Recorded data:
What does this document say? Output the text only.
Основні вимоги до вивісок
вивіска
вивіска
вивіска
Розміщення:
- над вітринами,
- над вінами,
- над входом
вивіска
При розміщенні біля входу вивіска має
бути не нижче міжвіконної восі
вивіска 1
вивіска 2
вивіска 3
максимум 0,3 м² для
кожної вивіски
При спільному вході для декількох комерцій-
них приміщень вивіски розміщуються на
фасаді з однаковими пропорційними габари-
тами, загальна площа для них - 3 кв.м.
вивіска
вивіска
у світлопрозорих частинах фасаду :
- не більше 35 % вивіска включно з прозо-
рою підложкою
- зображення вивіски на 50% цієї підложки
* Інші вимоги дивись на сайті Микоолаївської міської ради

--

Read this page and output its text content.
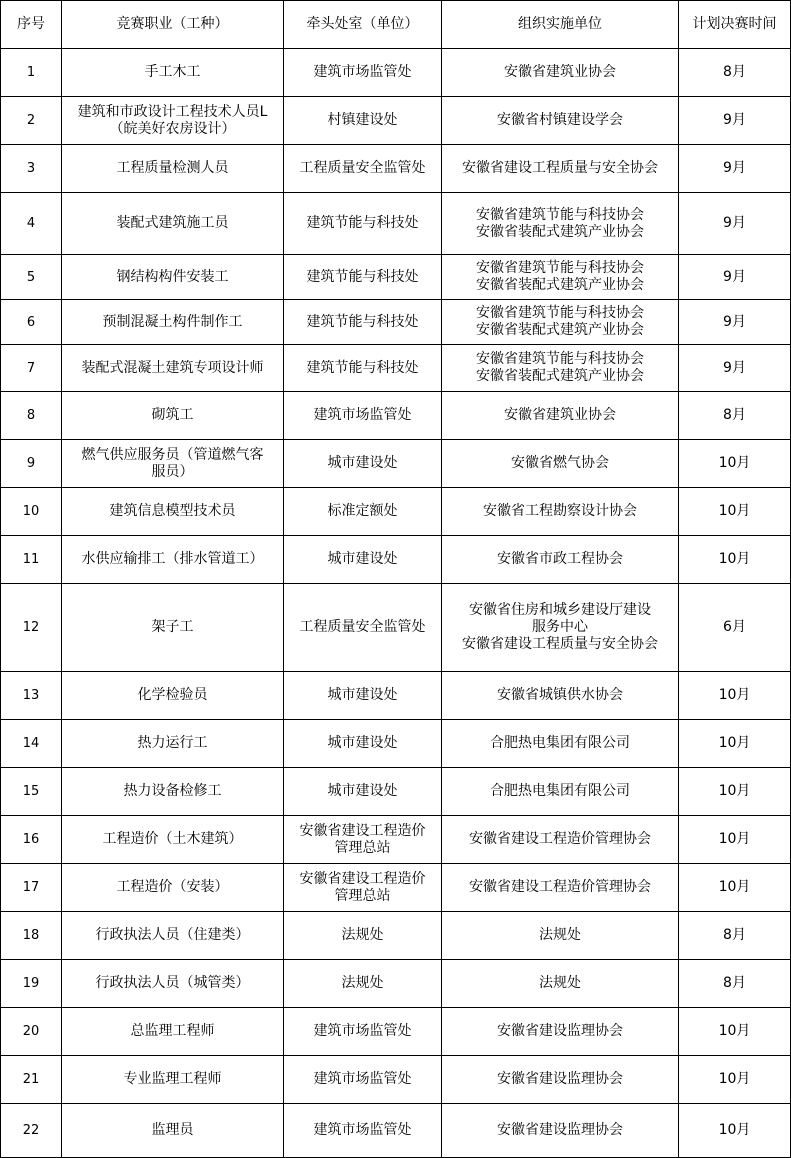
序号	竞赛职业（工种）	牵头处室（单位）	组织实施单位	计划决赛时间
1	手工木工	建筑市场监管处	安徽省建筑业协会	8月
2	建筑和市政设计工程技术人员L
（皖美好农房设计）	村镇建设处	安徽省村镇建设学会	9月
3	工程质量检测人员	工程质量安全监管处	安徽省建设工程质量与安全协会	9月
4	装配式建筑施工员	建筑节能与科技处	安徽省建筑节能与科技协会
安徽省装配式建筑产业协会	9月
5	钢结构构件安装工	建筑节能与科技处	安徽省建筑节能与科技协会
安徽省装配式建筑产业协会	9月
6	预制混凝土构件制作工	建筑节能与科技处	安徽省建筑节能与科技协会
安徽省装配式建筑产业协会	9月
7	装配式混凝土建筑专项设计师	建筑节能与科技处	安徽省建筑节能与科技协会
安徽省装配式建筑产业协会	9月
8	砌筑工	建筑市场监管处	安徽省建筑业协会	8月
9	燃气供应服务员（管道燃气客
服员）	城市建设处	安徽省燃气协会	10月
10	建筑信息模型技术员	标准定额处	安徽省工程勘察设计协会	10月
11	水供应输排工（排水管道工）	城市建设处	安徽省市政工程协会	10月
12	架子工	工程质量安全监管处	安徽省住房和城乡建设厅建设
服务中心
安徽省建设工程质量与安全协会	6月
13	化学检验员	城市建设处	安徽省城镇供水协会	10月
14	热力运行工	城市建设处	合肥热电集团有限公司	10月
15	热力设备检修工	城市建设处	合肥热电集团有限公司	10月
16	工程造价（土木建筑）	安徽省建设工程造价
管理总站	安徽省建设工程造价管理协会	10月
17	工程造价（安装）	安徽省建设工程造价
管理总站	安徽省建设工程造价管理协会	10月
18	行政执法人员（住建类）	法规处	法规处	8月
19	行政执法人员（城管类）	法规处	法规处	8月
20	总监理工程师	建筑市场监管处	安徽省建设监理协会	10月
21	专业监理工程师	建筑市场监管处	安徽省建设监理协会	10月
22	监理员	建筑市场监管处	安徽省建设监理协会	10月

* * *

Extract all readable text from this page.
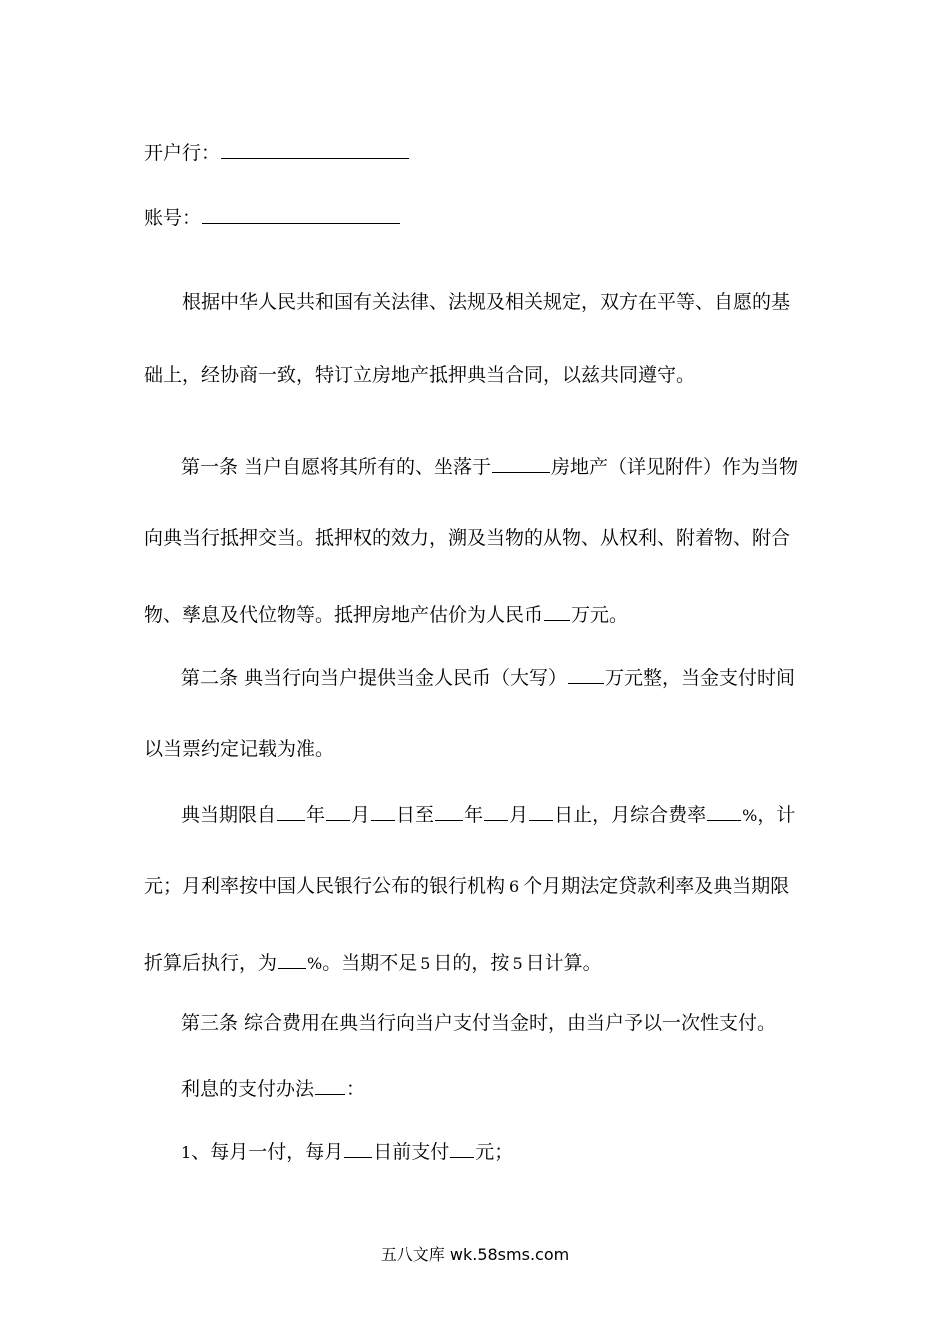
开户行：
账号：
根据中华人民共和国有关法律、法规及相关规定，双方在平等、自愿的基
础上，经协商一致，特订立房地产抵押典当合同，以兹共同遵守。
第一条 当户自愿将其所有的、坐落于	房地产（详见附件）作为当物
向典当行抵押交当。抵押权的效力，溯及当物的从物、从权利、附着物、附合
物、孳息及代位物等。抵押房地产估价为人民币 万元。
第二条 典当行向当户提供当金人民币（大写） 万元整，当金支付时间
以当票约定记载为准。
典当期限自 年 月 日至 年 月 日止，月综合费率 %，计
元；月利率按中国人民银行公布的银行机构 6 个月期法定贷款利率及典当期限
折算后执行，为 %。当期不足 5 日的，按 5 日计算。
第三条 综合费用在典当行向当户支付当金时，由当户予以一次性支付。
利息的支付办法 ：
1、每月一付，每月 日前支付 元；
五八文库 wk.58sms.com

Required work: Every line in the data above that contains "行政执法人员" needs to be copied.

Problem solution:
18	行政执法人员（住建类）	法规处	法规处	8月
19	行政执法人员（城管类）	法规处	法规处	8月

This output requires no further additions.